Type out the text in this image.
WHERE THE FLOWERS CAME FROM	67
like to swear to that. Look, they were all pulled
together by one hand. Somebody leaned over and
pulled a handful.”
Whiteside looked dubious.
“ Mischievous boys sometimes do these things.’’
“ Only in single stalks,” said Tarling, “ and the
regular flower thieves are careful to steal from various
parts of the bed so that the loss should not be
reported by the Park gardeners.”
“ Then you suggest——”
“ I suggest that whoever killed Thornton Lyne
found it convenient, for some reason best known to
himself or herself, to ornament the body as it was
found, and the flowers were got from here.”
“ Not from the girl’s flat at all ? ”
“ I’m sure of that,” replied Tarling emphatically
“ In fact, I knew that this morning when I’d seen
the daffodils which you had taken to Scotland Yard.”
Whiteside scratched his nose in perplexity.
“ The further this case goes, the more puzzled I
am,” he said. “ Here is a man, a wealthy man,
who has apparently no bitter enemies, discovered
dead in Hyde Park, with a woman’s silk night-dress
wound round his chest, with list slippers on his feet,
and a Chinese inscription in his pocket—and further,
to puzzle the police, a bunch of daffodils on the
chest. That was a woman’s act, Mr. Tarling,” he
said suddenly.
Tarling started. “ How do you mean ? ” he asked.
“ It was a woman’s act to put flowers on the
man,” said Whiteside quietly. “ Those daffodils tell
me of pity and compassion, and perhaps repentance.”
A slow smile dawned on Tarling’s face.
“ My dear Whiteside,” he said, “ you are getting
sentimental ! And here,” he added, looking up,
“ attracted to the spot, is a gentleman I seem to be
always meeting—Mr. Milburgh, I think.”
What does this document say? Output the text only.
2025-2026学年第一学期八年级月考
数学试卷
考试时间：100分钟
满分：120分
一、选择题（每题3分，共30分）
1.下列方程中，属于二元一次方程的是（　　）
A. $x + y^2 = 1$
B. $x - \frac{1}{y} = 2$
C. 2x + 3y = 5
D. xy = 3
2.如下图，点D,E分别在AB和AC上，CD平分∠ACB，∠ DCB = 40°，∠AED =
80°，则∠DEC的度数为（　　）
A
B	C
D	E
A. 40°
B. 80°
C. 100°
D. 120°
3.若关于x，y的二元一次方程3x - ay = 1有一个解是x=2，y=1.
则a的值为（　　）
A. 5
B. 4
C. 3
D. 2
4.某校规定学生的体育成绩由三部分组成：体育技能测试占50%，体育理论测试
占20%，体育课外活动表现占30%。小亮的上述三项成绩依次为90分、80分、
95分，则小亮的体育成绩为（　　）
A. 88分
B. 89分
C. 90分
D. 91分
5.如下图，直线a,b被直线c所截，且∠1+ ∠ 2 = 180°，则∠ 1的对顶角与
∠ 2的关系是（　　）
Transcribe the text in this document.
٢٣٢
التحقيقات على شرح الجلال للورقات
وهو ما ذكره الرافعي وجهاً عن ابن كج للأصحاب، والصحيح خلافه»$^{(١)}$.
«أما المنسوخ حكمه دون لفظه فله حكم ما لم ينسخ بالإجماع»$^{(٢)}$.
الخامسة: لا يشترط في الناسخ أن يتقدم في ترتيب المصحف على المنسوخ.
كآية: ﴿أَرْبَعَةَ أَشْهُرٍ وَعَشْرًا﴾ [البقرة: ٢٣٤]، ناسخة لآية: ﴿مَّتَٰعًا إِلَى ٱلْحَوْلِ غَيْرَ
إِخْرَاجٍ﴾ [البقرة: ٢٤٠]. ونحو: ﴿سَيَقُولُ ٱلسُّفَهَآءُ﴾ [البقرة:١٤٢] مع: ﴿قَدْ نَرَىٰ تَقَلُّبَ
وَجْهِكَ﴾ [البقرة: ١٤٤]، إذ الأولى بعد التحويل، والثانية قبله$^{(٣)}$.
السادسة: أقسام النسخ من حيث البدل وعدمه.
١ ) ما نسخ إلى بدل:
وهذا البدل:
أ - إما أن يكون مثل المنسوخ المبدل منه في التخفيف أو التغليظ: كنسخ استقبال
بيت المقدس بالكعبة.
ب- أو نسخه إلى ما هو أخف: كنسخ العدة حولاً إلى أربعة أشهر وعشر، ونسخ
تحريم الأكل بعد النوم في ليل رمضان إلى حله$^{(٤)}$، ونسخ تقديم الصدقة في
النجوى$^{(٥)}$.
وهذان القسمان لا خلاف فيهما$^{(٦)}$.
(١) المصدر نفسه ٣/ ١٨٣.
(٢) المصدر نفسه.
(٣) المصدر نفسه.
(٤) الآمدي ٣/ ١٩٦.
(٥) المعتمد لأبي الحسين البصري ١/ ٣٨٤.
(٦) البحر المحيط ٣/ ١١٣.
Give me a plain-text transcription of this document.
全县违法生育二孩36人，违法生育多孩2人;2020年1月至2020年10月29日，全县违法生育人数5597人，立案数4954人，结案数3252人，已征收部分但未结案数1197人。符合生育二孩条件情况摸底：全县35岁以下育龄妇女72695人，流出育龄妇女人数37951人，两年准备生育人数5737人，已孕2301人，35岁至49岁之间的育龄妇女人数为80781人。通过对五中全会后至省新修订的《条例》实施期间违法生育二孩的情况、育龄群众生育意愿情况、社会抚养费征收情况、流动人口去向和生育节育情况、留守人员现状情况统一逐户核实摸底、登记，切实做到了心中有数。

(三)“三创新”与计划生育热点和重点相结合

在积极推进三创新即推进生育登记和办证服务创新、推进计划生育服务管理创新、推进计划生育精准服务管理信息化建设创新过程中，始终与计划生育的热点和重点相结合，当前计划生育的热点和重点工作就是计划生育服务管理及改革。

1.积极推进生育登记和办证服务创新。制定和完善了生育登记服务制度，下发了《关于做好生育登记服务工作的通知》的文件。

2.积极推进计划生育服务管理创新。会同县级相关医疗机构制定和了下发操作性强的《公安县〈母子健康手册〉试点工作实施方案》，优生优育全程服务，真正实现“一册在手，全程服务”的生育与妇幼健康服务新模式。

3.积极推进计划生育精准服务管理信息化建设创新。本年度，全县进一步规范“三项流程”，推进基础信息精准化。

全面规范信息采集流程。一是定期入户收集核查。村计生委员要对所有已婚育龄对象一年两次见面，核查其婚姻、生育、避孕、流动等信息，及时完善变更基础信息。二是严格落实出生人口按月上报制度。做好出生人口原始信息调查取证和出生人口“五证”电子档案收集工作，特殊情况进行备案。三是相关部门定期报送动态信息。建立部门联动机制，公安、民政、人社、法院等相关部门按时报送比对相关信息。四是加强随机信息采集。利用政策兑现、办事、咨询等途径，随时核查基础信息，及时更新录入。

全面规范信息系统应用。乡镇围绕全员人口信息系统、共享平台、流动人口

- REQUIREMENTS
Using the data above, repeat every line exactly.

- REPLY TO THE TASK
Type out the text in this image.
WHERE THE FLOWERS CAME FROM	67
like to swear to that. Look, they were all pulled
together by one hand. Somebody leaned over and
pulled a handful.”
Whiteside looked dubious.
“ Mischievous boys sometimes do these things.’’
“ Only in single stalks,” said Tarling, “ and the
regular flower thieves are careful to steal from various
parts of the bed so that the loss should not be
reported by the Park gardeners.”
“ Then you suggest——”
“ I suggest that whoever killed Thornton Lyne
found it convenient, for some reason best known to
himself or herself, to ornament the body as it was
found, and the flowers were got from here.”
“ Not from the girl’s flat at all ? ”
“ I’m sure of that,” replied Tarling emphatically
“ In fact, I knew that this morning when I’d seen
the daffodils which you had taken to Scotland Yard.”
Whiteside scratched his nose in perplexity.
“ The further this case goes, the more puzzled I
am,” he said. “ Here is a man, a wealthy man,
who has apparently no bitter enemies, discovered
dead in Hyde Park, with a woman’s silk night-dress
wound round his chest, with list slippers on his feet,
and a Chinese inscription in his pocket—and further,
to puzzle the police, a bunch of daffodils on the
chest. That was a woman’s act, Mr. Tarling,” he
said suddenly.
Tarling started. “ How do you mean ? ” he asked.
“ It was a woman’s act to put flowers on the
man,” said Whiteside quietly. “ Those daffodils tell
me of pity and compassion, and perhaps repentance.”
A slow smile dawned on Tarling’s face.
“ My dear Whiteside,” he said, “ you are getting
sentimental ! And here,” he added, looking up,
“ attracted to the spot, is a gentleman I seem to be
always meeting—Mr. Milburgh, I think.”
What does this document say? Output the text only.
2025-2026学年第一学期八年级月考
数学试卷
考试时间：100分钟
满分：120分
一、选择题（每题3分，共30分）
1.下列方程中，属于二元一次方程的是（　　）
A. $x + y^2 = 1$
B. $x - \frac{1}{y} = 2$
C. 2x + 3y = 5
D. xy = 3
2.如下图，点D,E分别在AB和AC上，CD平分∠ACB，∠ DCB = 40°，∠AED =
80°，则∠DEC的度数为（　　）
A
B	C
D	E
A. 40°
B. 80°
C. 100°
D. 120°
3.若关于x，y的二元一次方程3x - ay = 1有一个解是x=2，y=1.
则a的值为（　　）
A. 5
B. 4
C. 3
D. 2
4.某校规定学生的体育成绩由三部分组成：体育技能测试占50%，体育理论测试
占20%，体育课外活动表现占30%。小亮的上述三项成绩依次为90分、80分、
95分，则小亮的体育成绩为（　　）
A. 88分
B. 89分
C. 90分
D. 91分
5.如下图，直线a,b被直线c所截，且∠1+ ∠ 2 = 180°，则∠ 1的对顶角与
∠ 2的关系是（　　）
Transcribe the text in this document.
٢٣٢
التحقيقات على شرح الجلال للورقات
وهو ما ذكره الرافعي وجهاً عن ابن كج للأصحاب، والصحيح خلافه»$^{(١)}$.
«أما المنسوخ حكمه دون لفظه فله حكم ما لم ينسخ بالإجماع»$^{(٢)}$.
الخامسة: لا يشترط في الناسخ أن يتقدم في ترتيب المصحف على المنسوخ.
كآية: ﴿أَرْبَعَةَ أَشْهُرٍ وَعَشْرًا﴾ [البقرة: ٢٣٤]، ناسخة لآية: ﴿مَّتَٰعًا إِلَى ٱلْحَوْلِ غَيْرَ
إِخْرَاجٍ﴾ [البقرة: ٢٤٠]. ونحو: ﴿سَيَقُولُ ٱلسُّفَهَآءُ﴾ [البقرة:١٤٢] مع: ﴿قَدْ نَرَىٰ تَقَلُّبَ
وَجْهِكَ﴾ [البقرة: ١٤٤]، إذ الأولى بعد التحويل، والثانية قبله$^{(٣)}$.
السادسة: أقسام النسخ من حيث البدل وعدمه.
١ ) ما نسخ إلى بدل:
وهذا البدل:
أ - إما أن يكون مثل المنسوخ المبدل منه في التخفيف أو التغليظ: كنسخ استقبال
بيت المقدس بالكعبة.
ب- أو نسخه إلى ما هو أخف: كنسخ العدة حولاً إلى أربعة أشهر وعشر، ونسخ
تحريم الأكل بعد النوم في ليل رمضان إلى حله$^{(٤)}$، ونسخ تقديم الصدقة في
النجوى$^{(٥)}$.
وهذان القسمان لا خلاف فيهما$^{(٦)}$.
(١) المصدر نفسه ٣/ ١٨٣.
(٢) المصدر نفسه.
(٣) المصدر نفسه.
(٤) الآمدي ٣/ ١٩٦.
(٥) المعتمد لأبي الحسين البصري ١/ ٣٨٤.
(٦) البحر المحيط ٣/ ١١٣.
Give me a plain-text transcription of this document.
全县违法生育二孩36人，违法生育多孩2人;2020年1月至2020年10月29日，全县违法生育人数5597人，立案数4954人，结案数3252人，已征收部分但未结案数1197人。符合生育二孩条件情况摸底：全县35岁以下育龄妇女72695人，流出育龄妇女人数37951人，两年准备生育人数5737人，已孕2301人，35岁至49岁之间的育龄妇女人数为80781人。通过对五中全会后至省新修订的《条例》实施期间违法生育二孩的情况、育龄群众生育意愿情况、社会抚养费征收情况、流动人口去向和生育节育情况、留守人员现状情况统一逐户核实摸底、登记，切实做到了心中有数。

(三)“三创新”与计划生育热点和重点相结合

在积极推进三创新即推进生育登记和办证服务创新、推进计划生育服务管理创新、推进计划生育精准服务管理信息化建设创新过程中，始终与计划生育的热点和重点相结合，当前计划生育的热点和重点工作就是计划生育服务管理及改革。

1.积极推进生育登记和办证服务创新。制定和完善了生育登记服务制度，下发了《关于做好生育登记服务工作的通知》的文件。

2.积极推进计划生育服务管理创新。会同县级相关医疗机构制定和了下发操作性强的《公安县〈母子健康手册〉试点工作实施方案》，优生优育全程服务，真正实现“一册在手，全程服务”的生育与妇幼健康服务新模式。

3.积极推进计划生育精准服务管理信息化建设创新。本年度，全县进一步规范“三项流程”，推进基础信息精准化。

全面规范信息采集流程。一是定期入户收集核查。村计生委员要对所有已婚育龄对象一年两次见面，核查其婚姻、生育、避孕、流动等信息，及时完善变更基础信息。二是严格落实出生人口按月上报制度。做好出生人口原始信息调查取证和出生人口“五证”电子档案收集工作，特殊情况进行备案。三是相关部门定期报送动态信息。建立部门联动机制，公安、民政、人社、法院等相关部门按时报送比对相关信息。四是加强随机信息采集。利用政策兑现、办事、咨询等途径，随时核查基础信息，及时更新录入。

全面规范信息系统应用。乡镇围绕全员人口信息系统、共享平台、流动人口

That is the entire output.